### Requests
• a. Do these statements agree with the ZiwiPeak thread? Answer yes or no to each and quote the words of the thread that decide it. (i) ZiwiPeak has to be rehydrated before it is fed. (ii) ZiwiPeak bags weigh 2.2 pounds. (iii) Brody eats about 20 of the little squares at a meal.
• b. Sum up the ZiwiPeak thread in two sentences.
• c. In the ZiwiPeak thread, how does Brodysmom keep the food fresh for Brody?

### Excerpt
◆ ◆ ◆ ◆ ◆ ◆ ◆
Thank you val thank you Moni. for now Im leaning more to ziwipeak. 

I went to the pet store couldn't find both. But tomorrow i will see the other pet stores cos Im really hopping I can find it here.


----------



## Brodysmom (Jan 8, 2009)

I vote for ZiwiPeak too. It's really a top notch food. I use it in my rotation for Brody. Some dogs LOVE it right away, some take awhile. Brody really likes it FRESH so I portion it out into ziplock bags and freeze it and take one out at a time. If it dries out at all, he doesn't like to eat it. 

I haven't tried Honest Kitchen so can't give opinions on that one. I do know it has to be rehydrated so that might be kind of a problem for traveling, etc. ZiwiPeak can be fed straight from the bag so it's really easy to travel with.

Oh, and I hope I get a Chico kiss.


----------



## Chico's Mum (Sep 9, 2008)

Brodysmom said:


> I vote for ZiwiPeak too. It's really a top notch food. I use it in my rotation for Brody. Some dogs LOVE it right away, some take awhile. Brody really likes it FRESH so I portion it out into ziplock bags and freeze it and take one out at a time. If it dries out at all, he doesn't like to eat it.
> 
> I haven't tried Honest Kitchen so can't give opinions on that one. I do know it has to be rehydrated so that might be kind of a problem for traveling, etc. ZiwiPeak can be fed straight from the bag so it's really easy to travel with.


I think for me its the traveling thats getting me to go for the ZiwiPeak. It does not help its cost a lot tho but Its worth it if it good for him.  

Do we have to add anything with it or it would be fine only using ZiwiPeak bag. 



Brodysmom said:


> Oh, and I hope I get a Chico kiss.


 :love8:


----------



## Brodysmom (Jan 8, 2009)

You can feed Ziwi by itself, you don't need to add anything to it. Some people like to add a little water to it but it's not essential. It comes in cans too that you could mix in. And several flavors for variety. But it is complete by itself. 

Tell Chico thanks for the kiss.


----------



## Chico's Mum (Sep 9, 2008)

Brodysmom said:


> You can feed Ziwi by itself, you don't need to add anything to it. Some people like to add a little water to it but it's not essential. It comes in cans too that you could mix in. And several flavors for variety. But it is complete by itself.
> 
> Tell Chico thanks for the kiss.


Hehe He says your welcome Aunty Tracy. :daisy:

How does it work. Do I feed him the whole bag or I should count the amount?
Well his breath smell? 

I will also do my own research but I don't trust review from any brand sites.


----------



## Brodysmom (Jan 8, 2009)

The bags are 2.2 pounds. Thats lots and lots of meals. It's just like a bag of kibble. It's just that the manufacturing process is what makes it better than kibble. It's air dried and minimally processed. But you take out the little scoop and scoop some out on a plate for him to eat. When Brody eats it, he eats 10-15 of the little squares. They are like tiny little pieces of dried jerky. 

I don't notice that Brody has bad breath after he eats it at all. 

I agree that its good to talk to real people who have fed the food for their opinions. I think you will really like Ziwi.


----------



## 18453 (Feb 6, 2010)
◆ ◆ ◆ ◆ ◆ ◆ ◆
### Dataset records

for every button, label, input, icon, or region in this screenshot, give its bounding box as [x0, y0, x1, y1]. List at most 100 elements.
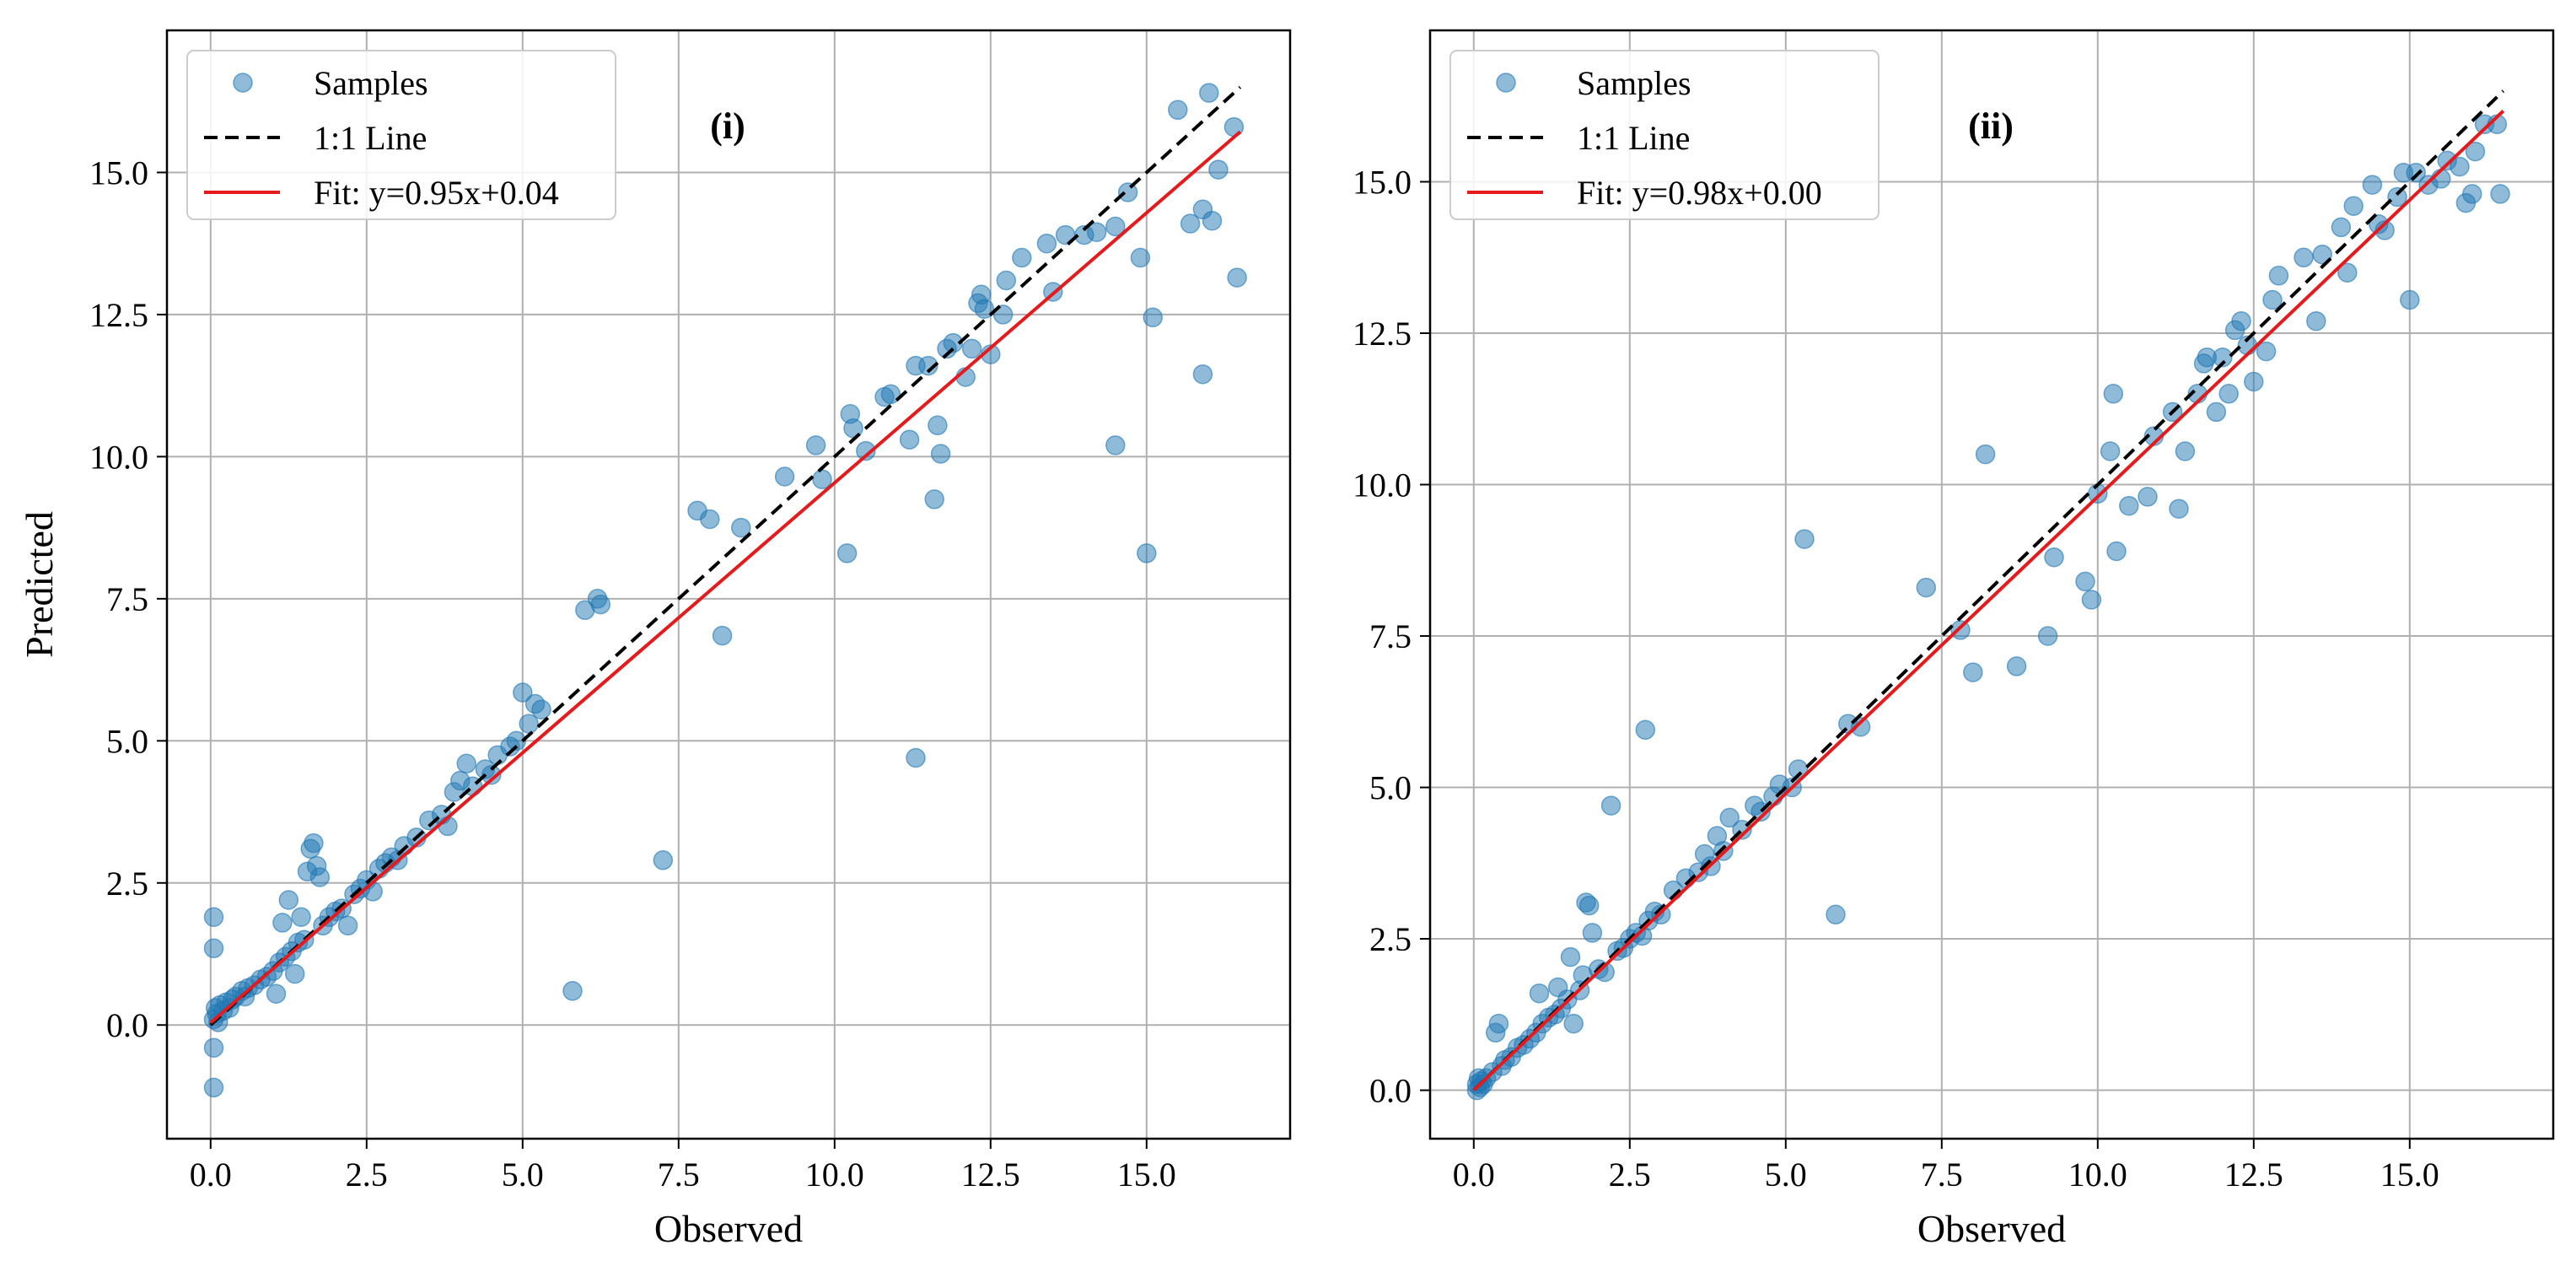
- y-tick-label: 5.0: [1369, 769, 1412, 807]
- y-tick-label: 10.0: [1353, 466, 1412, 504]
- sample-point: [2312, 244, 2332, 265]
- legend-marker-samples-i: [233, 73, 253, 93]
- sample-point: [2244, 371, 2264, 392]
- reference-lines-ii: [1472, 89, 2505, 1092]
- panel-label-ii: (ii): [1968, 105, 2014, 147]
- sample-point: [2138, 487, 2158, 507]
- sample-point: [1036, 233, 1057, 254]
- x-axis-ticks-ii: 0.0 2.5 5.0 7.5 10.0 12.5 15.0: [1453, 1139, 2439, 1194]
- sample-point: [2306, 310, 2326, 331]
- legend-label-identity-i: 1:1 Line: [314, 119, 427, 157]
- legend-label-identity-ii: 1:1 Line: [1577, 119, 1690, 157]
- sample-point: [836, 543, 858, 563]
- sample-point: [1117, 182, 1138, 202]
- sample-point: [2331, 217, 2352, 238]
- sample-point: [2400, 289, 2420, 310]
- sample-point: [2465, 141, 2486, 162]
- sample-point: [1086, 222, 1107, 242]
- sample-point: [924, 489, 944, 509]
- sample-point: [590, 594, 611, 615]
- plot-frame-ii: [1428, 29, 2555, 1140]
- sample-point: [805, 435, 826, 455]
- y-axis-ticks-ii: 0.0 2.5 5.0 7.5 10.0 12.5 15.0: [1353, 164, 1430, 1110]
- identity-line: [209, 85, 1242, 1027]
- x-tick-label: 10.0: [805, 1156, 864, 1194]
- sample-point: [856, 440, 876, 461]
- sample-point: [2169, 498, 2189, 519]
- legend-label-fit-ii: Fit: y=0.98x+0.00: [1577, 174, 1822, 212]
- x-axis-label-i: Observed: [654, 1207, 803, 1250]
- sample-point: [1168, 100, 1188, 121]
- fit-line: [1472, 110, 2505, 1092]
- sample-point: [2088, 483, 2108, 504]
- x-tick-label: 0.0: [190, 1156, 232, 1194]
- sample-point: [1529, 983, 1550, 1004]
- y-tick-label: 12.5: [1353, 315, 1412, 353]
- sample-point: [291, 907, 311, 927]
- sample-point: [961, 338, 982, 359]
- x-axis-ticks-i: 0.0 2.5 5.0 7.5 10.0 12.5 15.0: [190, 1139, 1176, 1194]
- sample-point: [1199, 83, 1219, 103]
- legend-label-samples-i: Samples: [314, 64, 428, 102]
- x-tick-label: 2.5: [346, 1156, 388, 1194]
- sample-point: [2406, 162, 2426, 183]
- sample-point: [1192, 364, 1213, 385]
- sample-point: [2213, 347, 2233, 368]
- x-tick-label: 5.0: [1765, 1156, 1807, 1194]
- sample-point: [880, 384, 901, 405]
- sample-point: [2387, 186, 2407, 207]
- scatter-panel-ii: 0.0 2.5 5.0 7.5 10.0 12.5 15.0 0.0 2.5 5.0 7.5 10.…: [1353, 29, 2555, 1250]
- y-axis-label-i: Predicted: [18, 511, 61, 658]
- x-tick-label: 7.5: [1921, 1156, 1963, 1194]
- sample-point: [774, 466, 795, 487]
- sample-point: [2462, 184, 2482, 204]
- sample-point: [1963, 662, 1983, 682]
- sample-point: [1560, 946, 1581, 967]
- sample-point: [2343, 196, 2364, 216]
- sample-point: [1488, 1013, 1509, 1034]
- x-tick-label: 5.0: [502, 1156, 544, 1194]
- sample-point: [304, 833, 324, 854]
- x-tick-label: 12.5: [2224, 1156, 2283, 1194]
- sample-point: [1975, 444, 1996, 465]
- sample-point: [1137, 543, 1157, 563]
- sample-point: [1719, 807, 1740, 828]
- sample-point: [1582, 923, 1603, 943]
- sample-point: [2256, 341, 2277, 362]
- sample-point: [2294, 247, 2314, 268]
- legend-label-samples-ii: Samples: [1577, 64, 1691, 102]
- plot-frame-i: [165, 29, 1292, 1140]
- legend-i: Samples 1:1 Line Fit: y=0.95x+0.04: [186, 50, 616, 220]
- sample-point: [2175, 441, 2196, 461]
- scatter-panel-i: 0.0 2.5 5.0 7.5 10.0 12.5 15.0 0.0 2.5 5.0 7.5 10.…: [18, 29, 1292, 1250]
- sample-point: [2044, 547, 2064, 568]
- sample-point: [1916, 577, 1937, 598]
- sample-point: [266, 983, 287, 1004]
- y-tick-label: 0.0: [106, 1006, 148, 1044]
- sample-point: [1130, 247, 1151, 268]
- y-tick-label: 2.5: [1369, 920, 1412, 958]
- sample-point: [1600, 795, 1621, 816]
- sample-point: [2081, 590, 2102, 610]
- x-tick-label: 15.0: [2380, 1156, 2439, 1194]
- sample-point: [1850, 716, 1871, 737]
- y-tick-label: 0.0: [1369, 1072, 1412, 1110]
- sample-point: [1635, 719, 1656, 741]
- sample-point: [974, 299, 995, 319]
- x-tick-label: 10.0: [2068, 1156, 2127, 1194]
- sample-point: [1180, 213, 1201, 234]
- sample-point: [562, 981, 583, 1001]
- y-tick-label: 15.0: [1353, 164, 1412, 202]
- sample-point: [1143, 307, 1163, 328]
- sample-point: [2362, 175, 2383, 195]
- sample-point: [1105, 216, 1126, 237]
- sample-point: [278, 890, 299, 910]
- sample-point: [2100, 441, 2121, 461]
- sample-point: [996, 270, 1017, 291]
- sample-point: [1826, 904, 1846, 925]
- panel-label-i: (i): [710, 105, 745, 147]
- sample-point: [2268, 266, 2289, 286]
- sample-point: [272, 913, 293, 933]
- sample-point: [203, 1037, 224, 1058]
◆ ◆ ◆ ◆ ◆ ◆ ◆
### Results of the exercise
• a.
(i) No: "ZiwiPeak can be fed straight from the bag so it's really easy to travel with."
(ii) Yes: "The bags are 2.2 pounds."
(iii) No: "When Brody eats it, he eats 10-15 of the little squares."

• b. Chico's Mum is leaning toward ZiwiPeak, mostly because it is easy to travel with, and asks whether anything must be added to it and how much to feed. Brodysmom, who uses it in Brody's rotation, replies that it is complete by itself and comes in 2.2-pound bags that last many meals, with a small amount scooped out onto a plate each time.

• c. She portions it into ziplock bags, freezes them, and takes out one at a time.